Rows:
+ + + + + + +
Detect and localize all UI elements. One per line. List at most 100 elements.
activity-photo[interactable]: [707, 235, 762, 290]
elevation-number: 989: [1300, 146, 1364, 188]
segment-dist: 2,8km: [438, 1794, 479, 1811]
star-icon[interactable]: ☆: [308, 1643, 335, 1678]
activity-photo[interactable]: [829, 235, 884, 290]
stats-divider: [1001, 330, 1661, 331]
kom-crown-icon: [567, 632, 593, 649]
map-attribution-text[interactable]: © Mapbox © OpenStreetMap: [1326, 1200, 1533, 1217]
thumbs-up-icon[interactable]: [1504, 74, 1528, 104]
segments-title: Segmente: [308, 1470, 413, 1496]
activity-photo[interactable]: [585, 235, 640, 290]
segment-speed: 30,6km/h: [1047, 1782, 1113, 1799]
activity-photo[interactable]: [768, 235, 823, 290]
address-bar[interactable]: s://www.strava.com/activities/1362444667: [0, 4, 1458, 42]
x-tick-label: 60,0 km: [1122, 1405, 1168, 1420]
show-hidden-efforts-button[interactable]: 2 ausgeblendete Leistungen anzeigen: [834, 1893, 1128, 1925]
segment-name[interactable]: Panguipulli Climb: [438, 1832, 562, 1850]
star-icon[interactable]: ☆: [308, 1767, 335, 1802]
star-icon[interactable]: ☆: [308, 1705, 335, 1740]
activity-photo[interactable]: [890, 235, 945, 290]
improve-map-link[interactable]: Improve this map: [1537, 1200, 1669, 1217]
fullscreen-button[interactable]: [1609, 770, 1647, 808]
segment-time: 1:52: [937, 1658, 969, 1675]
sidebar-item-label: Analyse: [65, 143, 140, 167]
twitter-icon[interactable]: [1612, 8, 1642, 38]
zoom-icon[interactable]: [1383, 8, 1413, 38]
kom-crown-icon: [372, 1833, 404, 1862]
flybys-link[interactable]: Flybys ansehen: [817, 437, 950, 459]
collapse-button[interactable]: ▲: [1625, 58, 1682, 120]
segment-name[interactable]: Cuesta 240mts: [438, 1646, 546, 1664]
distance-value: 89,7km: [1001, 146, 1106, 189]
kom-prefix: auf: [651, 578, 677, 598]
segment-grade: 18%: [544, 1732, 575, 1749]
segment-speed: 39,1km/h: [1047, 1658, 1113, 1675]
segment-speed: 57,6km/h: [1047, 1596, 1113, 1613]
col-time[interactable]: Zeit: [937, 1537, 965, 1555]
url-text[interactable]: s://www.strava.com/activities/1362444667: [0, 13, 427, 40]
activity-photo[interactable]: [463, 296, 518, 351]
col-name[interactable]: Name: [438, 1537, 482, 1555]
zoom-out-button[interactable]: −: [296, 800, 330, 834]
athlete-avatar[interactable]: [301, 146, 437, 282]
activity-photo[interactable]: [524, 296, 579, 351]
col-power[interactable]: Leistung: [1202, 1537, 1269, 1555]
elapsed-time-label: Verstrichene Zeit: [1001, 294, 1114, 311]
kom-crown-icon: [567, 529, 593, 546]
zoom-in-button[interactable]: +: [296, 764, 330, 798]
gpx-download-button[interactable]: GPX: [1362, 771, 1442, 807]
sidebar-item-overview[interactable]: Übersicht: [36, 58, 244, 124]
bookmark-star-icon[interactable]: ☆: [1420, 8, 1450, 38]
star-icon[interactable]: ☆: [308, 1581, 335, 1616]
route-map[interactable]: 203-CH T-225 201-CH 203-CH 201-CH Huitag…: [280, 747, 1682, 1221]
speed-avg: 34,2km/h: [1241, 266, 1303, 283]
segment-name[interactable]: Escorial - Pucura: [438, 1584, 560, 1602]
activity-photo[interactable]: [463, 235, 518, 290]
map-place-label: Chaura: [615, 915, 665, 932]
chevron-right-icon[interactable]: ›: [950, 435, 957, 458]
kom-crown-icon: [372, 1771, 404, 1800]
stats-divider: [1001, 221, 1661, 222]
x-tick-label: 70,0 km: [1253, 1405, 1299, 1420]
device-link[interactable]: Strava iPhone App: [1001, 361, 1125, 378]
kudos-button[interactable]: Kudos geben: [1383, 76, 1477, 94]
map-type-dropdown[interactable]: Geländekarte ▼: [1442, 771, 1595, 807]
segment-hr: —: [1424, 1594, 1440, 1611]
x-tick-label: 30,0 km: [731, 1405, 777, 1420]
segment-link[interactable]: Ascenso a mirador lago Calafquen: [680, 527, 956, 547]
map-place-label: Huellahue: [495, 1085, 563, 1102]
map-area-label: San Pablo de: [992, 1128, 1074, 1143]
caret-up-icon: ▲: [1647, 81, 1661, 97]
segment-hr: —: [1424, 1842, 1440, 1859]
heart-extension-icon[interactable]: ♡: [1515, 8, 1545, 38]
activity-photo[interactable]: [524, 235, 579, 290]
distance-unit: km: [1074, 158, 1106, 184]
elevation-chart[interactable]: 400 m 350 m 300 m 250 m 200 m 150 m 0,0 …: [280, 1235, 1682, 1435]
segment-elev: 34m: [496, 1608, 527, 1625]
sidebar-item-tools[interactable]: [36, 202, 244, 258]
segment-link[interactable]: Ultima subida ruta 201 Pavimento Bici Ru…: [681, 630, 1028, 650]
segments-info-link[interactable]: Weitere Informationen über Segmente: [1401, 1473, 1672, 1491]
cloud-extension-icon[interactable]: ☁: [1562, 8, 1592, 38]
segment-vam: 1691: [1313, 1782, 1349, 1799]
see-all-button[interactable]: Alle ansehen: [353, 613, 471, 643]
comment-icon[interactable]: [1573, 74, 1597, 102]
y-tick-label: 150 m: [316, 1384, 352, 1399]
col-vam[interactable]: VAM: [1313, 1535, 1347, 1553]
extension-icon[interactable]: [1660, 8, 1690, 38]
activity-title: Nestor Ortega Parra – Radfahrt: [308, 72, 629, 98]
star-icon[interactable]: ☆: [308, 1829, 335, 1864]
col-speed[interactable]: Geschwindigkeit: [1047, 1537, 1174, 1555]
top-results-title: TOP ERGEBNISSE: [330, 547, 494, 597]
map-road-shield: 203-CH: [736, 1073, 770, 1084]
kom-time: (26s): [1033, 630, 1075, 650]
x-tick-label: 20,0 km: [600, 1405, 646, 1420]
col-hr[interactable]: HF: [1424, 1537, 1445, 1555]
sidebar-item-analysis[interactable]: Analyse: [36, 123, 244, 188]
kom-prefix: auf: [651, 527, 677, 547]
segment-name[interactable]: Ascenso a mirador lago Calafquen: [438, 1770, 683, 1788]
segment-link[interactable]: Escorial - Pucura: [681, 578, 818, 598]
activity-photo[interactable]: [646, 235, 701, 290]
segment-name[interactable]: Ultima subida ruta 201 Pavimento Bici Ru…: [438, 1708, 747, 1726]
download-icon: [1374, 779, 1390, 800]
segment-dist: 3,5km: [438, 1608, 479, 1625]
+ + + + + + +
Please give every line of the listing above as a numbered list, leaving out any blank lines.

Correct answer:
1. Detect and localize all UI elements. One per line. List at most 100 elements.
2. activity-photo[interactable]: [707, 235, 762, 290]
3. elevation-number: 989: [1300, 146, 1364, 188]
4. segment-dist: 2,8km: [438, 1794, 479, 1811]
5. star-icon[interactable]: ☆: [308, 1643, 335, 1678]
6. activity-photo[interactable]: [829, 235, 884, 290]
7. stats-divider: [1001, 330, 1661, 331]
8. kom-crown-icon: [567, 632, 593, 649]
9. map-attribution-text[interactable]: © Mapbox © OpenStreetMap: [1326, 1200, 1533, 1217]
10. thumbs-up-icon[interactable]: [1504, 74, 1528, 104]
11. segments-title: Segmente: [308, 1470, 413, 1496]
12. activity-photo[interactable]: [585, 235, 640, 290]
13. segment-speed: 30,6km/h: [1047, 1782, 1113, 1799]
14. activity-photo[interactable]: [768, 235, 823, 290]
15. address-bar[interactable]: s://www.strava.com/activities/1362444667: [0, 4, 1458, 42]
16. x-tick-label: 60,0 km: [1122, 1405, 1168, 1420]
17. show-hidden-efforts-button[interactable]: 2 ausgeblendete Leistungen anzeigen: [834, 1893, 1128, 1925]
18. segment-name[interactable]: Panguipulli Climb: [438, 1832, 562, 1850]
19. star-icon[interactable]: ☆: [308, 1767, 335, 1802]
20. star-icon[interactable]: ☆: [308, 1705, 335, 1740]
21. activity-photo[interactable]: [890, 235, 945, 290]
22. improve-map-link[interactable]: Improve this map: [1537, 1200, 1669, 1217]
23. fullscreen-button[interactable]: [1609, 770, 1647, 808]
24. segment-time: 1:52: [937, 1658, 969, 1675]
25. sidebar-item-label: Analyse: [65, 143, 140, 167]
26. twitter-icon[interactable]: [1612, 8, 1642, 38]
27. zoom-icon[interactable]: [1383, 8, 1413, 38]
28. kom-crown-icon: [372, 1833, 404, 1862]
29. flybys-link[interactable]: Flybys ansehen: [817, 437, 950, 459]
30. collapse-button[interactable]: ▲: [1625, 58, 1682, 120]
31. segment-name[interactable]: Cuesta 240mts: [438, 1646, 546, 1664]
32. distance-value: 89,7km: [1001, 146, 1106, 189]
33. kom-prefix: auf: [651, 578, 677, 598]
34. segment-grade: 18%: [544, 1732, 575, 1749]
35. segment-speed: 39,1km/h: [1047, 1658, 1113, 1675]
36. segment-speed: 57,6km/h: [1047, 1596, 1113, 1613]
37. col-time[interactable]: Zeit: [937, 1537, 965, 1555]
38. url-text[interactable]: s://www.strava.com/activities/1362444667: [0, 13, 427, 40]
39. activity-photo[interactable]: [463, 296, 518, 351]
40. col-name[interactable]: Name: [438, 1537, 482, 1555]
41. zoom-out-button[interactable]: −: [296, 800, 330, 834]
42. athlete-avatar[interactable]: [301, 146, 437, 282]
43. activity-photo[interactable]: [524, 296, 579, 351]
44. col-power[interactable]: Leistung: [1202, 1537, 1269, 1555]
45. elapsed-time-label: Verstrichene Zeit: [1001, 294, 1114, 311]
46. kom-crown-icon: [567, 529, 593, 546]
47. zoom-in-button[interactable]: +: [296, 764, 330, 798]
48. gpx-download-button[interactable]: GPX: [1362, 771, 1442, 807]
49. sidebar-item-overview[interactable]: Übersicht: [36, 58, 244, 124]
50. bookmark-star-icon[interactable]: ☆: [1420, 8, 1450, 38]
51. star-icon[interactable]: ☆: [308, 1581, 335, 1616]
52. route-map[interactable]: 203-CH T-225 201-CH 203-CH 201-CH Huitag…: [280, 747, 1682, 1221]
53. speed-avg: 34,2km/h: [1241, 266, 1303, 283]
54. segment-name[interactable]: Escorial - Pucura: [438, 1584, 560, 1602]
55. activity-photo[interactable]: [463, 235, 518, 290]
56. map-place-label: Chaura: [615, 915, 665, 932]
57. chevron-right-icon[interactable]: ›: [950, 435, 957, 458]
58. kom-crown-icon: [372, 1771, 404, 1800]
59. stats-divider: [1001, 221, 1661, 222]
60. x-tick-label: 70,0 km: [1253, 1405, 1299, 1420]
61. device-link[interactable]: Strava iPhone App: [1001, 361, 1125, 378]
62. kudos-button[interactable]: Kudos geben: [1383, 76, 1477, 94]
63. map-type-dropdown[interactable]: Geländekarte ▼: [1442, 771, 1595, 807]
64. segment-hr: —: [1424, 1594, 1440, 1611]
65. x-tick-label: 30,0 km: [731, 1405, 777, 1420]
66. segment-link[interactable]: Ascenso a mirador lago Calafquen: [680, 527, 956, 547]
67. map-place-label: Huellahue: [495, 1085, 563, 1102]
68. map-area-label: San Pablo de: [992, 1128, 1074, 1143]
69. caret-up-icon: ▲: [1647, 81, 1661, 97]
70. segment-hr: —: [1424, 1842, 1440, 1859]
71. heart-extension-icon[interactable]: ♡: [1515, 8, 1545, 38]
72. activity-photo[interactable]: [524, 235, 579, 290]
73. distance-unit: km: [1074, 158, 1106, 184]
74. elevation-chart[interactable]: 400 m 350 m 300 m 250 m 200 m 150 m 0,0 …: [280, 1235, 1682, 1435]
75. segment-elev: 34m: [496, 1608, 527, 1625]
76. sidebar-item-tools[interactable]: [36, 202, 244, 258]
77. segment-link[interactable]: Ultima subida ruta 201 Pavimento Bici Ru…: [681, 630, 1028, 650]
78. segments-info-link[interactable]: Weitere Informationen über Segmente: [1401, 1473, 1672, 1491]
79. cloud-extension-icon[interactable]: ☁: [1562, 8, 1592, 38]
80. segment-vam: 1691: [1313, 1782, 1349, 1799]
81. see-all-button[interactable]: Alle ansehen: [353, 613, 471, 643]
82. comment-icon[interactable]: [1573, 74, 1597, 102]
83. y-tick-label: 150 m: [316, 1384, 352, 1399]
84. col-vam[interactable]: VAM: [1313, 1535, 1347, 1553]
85. extension-icon[interactable]: [1660, 8, 1690, 38]
86. activity-title: Nestor Ortega Parra – Radfahrt: [308, 72, 629, 98]
87. star-icon[interactable]: ☆: [308, 1829, 335, 1864]
88. col-speed[interactable]: Geschwindigkeit: [1047, 1537, 1174, 1555]
89. top-results-title: TOP ERGEBNISSE: [330, 547, 494, 597]
90. map-road-shield: 203-CH: [736, 1073, 770, 1084]
91. kom-time: (26s): [1033, 630, 1075, 650]
92. x-tick-label: 20,0 km: [600, 1405, 646, 1420]
93. col-hr[interactable]: HF: [1424, 1537, 1445, 1555]
94. sidebar-item-analysis[interactable]: Analyse: [36, 123, 244, 188]
95. kom-prefix: auf: [651, 527, 677, 547]
96. segment-name[interactable]: Ascenso a mirador lago Calafquen: [438, 1770, 683, 1788]
97. segment-link[interactable]: Escorial - Pucura: [681, 578, 818, 598]
98. activity-photo[interactable]: [646, 235, 701, 290]
99. segment-name[interactable]: Ultima subida ruta 201 Pavimento Bici Ru…: [438, 1708, 747, 1726]
100. download-icon: [1374, 779, 1390, 800]
101. segment-dist: 3,5km: [438, 1608, 479, 1625]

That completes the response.